* [GIVEN REQUEST]: Return each line containing the string "eyebrow".
━━━
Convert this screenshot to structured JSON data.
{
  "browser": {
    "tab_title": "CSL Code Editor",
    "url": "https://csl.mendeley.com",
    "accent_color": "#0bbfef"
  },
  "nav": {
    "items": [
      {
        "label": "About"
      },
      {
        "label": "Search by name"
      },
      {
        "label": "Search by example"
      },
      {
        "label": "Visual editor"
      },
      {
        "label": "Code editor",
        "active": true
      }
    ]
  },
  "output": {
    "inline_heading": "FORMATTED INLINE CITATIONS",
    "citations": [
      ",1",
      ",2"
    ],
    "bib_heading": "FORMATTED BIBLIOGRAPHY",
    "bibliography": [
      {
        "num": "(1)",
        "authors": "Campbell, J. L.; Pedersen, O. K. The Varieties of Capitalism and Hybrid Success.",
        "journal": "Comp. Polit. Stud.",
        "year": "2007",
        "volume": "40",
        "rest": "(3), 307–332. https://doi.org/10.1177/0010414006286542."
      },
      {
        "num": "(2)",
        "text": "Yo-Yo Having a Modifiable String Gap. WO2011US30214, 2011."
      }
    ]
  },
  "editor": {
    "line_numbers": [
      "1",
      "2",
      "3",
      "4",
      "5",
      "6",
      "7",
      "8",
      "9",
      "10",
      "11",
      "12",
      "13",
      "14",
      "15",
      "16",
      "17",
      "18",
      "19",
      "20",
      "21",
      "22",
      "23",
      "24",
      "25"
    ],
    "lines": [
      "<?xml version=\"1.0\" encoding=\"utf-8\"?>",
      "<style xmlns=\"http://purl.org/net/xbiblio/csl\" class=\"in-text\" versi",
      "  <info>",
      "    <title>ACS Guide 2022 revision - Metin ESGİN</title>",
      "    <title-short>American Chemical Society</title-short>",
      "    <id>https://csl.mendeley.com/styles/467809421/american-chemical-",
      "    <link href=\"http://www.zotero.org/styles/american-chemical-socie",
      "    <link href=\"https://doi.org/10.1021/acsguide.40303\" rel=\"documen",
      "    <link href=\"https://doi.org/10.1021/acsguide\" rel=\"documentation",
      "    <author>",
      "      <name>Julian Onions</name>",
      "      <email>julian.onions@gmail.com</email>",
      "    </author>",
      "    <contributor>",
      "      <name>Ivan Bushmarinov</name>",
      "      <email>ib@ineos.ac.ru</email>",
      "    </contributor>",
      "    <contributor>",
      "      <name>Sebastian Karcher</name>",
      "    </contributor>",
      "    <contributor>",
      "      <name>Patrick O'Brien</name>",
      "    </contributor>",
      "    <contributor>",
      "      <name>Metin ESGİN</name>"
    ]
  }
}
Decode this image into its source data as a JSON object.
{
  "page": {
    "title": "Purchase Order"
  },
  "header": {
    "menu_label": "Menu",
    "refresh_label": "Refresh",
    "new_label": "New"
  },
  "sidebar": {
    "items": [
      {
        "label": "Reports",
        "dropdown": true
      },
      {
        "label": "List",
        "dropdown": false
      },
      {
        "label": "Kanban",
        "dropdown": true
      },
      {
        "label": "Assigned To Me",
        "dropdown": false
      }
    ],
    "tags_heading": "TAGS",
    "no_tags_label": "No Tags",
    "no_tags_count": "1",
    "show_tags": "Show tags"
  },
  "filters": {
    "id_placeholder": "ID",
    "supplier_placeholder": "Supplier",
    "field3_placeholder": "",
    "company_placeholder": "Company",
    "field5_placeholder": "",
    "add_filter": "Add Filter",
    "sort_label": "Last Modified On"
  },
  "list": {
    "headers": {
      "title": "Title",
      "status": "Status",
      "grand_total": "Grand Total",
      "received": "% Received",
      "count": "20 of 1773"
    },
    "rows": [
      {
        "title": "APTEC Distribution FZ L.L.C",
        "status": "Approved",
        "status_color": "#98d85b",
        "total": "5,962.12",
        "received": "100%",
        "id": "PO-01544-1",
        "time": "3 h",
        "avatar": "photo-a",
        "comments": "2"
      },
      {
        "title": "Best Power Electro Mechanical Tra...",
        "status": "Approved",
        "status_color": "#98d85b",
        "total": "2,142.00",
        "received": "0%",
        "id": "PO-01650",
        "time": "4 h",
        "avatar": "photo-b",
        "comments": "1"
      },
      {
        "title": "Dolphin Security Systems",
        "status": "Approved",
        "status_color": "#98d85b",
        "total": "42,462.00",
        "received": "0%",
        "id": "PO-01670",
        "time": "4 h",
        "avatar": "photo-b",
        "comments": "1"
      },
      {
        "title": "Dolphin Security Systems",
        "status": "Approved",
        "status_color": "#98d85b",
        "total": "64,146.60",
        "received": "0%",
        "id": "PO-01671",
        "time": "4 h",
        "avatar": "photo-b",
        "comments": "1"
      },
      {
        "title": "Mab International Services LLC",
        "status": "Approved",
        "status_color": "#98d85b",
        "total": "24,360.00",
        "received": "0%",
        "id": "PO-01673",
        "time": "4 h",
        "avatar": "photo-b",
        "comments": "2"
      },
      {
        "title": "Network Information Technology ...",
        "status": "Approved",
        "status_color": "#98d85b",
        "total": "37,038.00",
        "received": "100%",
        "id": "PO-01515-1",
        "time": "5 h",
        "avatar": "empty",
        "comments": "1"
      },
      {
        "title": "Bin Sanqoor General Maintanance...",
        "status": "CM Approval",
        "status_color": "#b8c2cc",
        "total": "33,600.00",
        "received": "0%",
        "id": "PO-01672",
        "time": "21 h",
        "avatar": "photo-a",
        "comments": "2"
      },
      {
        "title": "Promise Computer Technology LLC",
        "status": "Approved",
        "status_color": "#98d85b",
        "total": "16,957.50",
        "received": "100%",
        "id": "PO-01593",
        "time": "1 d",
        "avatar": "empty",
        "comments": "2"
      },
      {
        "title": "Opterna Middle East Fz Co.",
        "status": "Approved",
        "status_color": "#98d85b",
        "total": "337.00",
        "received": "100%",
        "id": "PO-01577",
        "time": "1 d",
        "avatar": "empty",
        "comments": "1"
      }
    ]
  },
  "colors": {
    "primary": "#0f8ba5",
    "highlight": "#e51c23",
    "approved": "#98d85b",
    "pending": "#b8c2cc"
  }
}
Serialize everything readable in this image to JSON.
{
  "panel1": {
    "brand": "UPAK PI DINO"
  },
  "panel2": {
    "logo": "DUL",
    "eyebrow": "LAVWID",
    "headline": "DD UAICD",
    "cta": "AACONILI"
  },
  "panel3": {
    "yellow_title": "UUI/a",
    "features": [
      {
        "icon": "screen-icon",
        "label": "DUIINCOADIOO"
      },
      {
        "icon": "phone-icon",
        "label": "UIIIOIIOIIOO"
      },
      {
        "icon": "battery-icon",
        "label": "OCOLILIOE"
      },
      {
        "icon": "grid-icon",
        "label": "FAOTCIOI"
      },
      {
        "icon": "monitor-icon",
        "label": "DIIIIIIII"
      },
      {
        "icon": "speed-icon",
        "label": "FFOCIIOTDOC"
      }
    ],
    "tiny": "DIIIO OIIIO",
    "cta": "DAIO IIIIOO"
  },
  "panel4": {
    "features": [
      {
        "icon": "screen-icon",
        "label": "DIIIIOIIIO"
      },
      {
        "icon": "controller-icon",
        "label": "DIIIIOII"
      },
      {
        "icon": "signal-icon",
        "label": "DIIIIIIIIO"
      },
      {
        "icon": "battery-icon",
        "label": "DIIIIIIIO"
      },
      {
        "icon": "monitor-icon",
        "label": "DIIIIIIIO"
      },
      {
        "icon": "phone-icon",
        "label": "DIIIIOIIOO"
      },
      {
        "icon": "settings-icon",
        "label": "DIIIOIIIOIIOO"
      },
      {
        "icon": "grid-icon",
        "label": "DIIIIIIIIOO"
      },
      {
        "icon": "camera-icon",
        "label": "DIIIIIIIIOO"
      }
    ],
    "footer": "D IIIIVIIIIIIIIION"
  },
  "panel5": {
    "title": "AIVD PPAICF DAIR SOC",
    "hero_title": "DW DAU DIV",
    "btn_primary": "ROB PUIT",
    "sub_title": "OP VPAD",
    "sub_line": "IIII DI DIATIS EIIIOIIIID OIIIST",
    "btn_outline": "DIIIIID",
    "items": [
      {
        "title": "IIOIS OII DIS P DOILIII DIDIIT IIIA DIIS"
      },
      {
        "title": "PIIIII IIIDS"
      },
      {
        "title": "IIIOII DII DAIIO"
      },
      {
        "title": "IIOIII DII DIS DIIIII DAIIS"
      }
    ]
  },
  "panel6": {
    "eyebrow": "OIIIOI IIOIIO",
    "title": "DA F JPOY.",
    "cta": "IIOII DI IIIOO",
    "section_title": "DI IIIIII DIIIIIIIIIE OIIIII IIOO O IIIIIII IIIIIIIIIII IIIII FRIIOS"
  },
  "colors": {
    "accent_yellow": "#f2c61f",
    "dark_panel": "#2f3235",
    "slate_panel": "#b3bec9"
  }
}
━━━
* [TASK RESULT]:
    "eyebrow": "LAVWID",
    "eyebrow": "OIIIOI IIOIIO",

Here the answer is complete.